(Entries from a dataset)
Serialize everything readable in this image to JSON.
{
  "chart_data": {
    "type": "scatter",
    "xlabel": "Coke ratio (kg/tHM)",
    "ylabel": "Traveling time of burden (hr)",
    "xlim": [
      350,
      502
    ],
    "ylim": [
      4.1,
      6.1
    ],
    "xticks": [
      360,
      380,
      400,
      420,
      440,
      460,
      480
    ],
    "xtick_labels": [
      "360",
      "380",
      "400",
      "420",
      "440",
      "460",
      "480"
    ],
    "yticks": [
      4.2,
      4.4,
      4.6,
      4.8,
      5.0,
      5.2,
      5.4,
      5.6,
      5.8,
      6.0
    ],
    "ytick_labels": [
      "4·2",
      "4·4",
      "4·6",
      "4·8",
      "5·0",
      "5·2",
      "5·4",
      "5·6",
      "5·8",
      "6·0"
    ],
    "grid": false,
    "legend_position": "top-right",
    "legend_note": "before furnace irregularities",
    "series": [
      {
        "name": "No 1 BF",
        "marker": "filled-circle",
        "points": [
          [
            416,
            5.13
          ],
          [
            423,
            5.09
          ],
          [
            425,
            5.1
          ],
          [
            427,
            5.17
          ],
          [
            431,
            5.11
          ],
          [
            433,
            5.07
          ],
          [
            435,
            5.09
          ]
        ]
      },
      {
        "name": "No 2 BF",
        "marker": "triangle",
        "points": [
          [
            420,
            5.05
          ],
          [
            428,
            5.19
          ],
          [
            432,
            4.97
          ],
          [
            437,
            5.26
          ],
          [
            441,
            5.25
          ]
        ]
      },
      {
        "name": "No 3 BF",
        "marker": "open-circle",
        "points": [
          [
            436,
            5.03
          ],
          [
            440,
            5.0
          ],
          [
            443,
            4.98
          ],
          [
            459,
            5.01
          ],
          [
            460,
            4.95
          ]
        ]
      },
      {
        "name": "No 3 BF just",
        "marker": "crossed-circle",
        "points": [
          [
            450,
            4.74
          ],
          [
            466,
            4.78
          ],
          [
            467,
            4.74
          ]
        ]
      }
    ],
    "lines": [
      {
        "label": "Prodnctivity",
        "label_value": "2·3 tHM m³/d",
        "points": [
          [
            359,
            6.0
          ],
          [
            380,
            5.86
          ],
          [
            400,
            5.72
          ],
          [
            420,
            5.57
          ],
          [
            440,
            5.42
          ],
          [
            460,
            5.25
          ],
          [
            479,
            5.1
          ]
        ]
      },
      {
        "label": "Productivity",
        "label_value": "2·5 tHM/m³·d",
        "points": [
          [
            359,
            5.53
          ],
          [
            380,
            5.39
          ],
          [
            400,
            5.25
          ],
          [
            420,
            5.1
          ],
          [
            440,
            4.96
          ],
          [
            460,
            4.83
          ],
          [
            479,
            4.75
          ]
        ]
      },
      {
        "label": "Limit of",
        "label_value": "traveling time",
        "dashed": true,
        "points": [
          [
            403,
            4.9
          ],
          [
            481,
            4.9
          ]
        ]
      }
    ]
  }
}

- GOAL -
Give every line of the material that includes the string "marker".

- TASK SOLUTION -
        "marker": "filled-circle",
        "marker": "triangle",
        "marker": "open-circle",
        "marker": "crossed-circle",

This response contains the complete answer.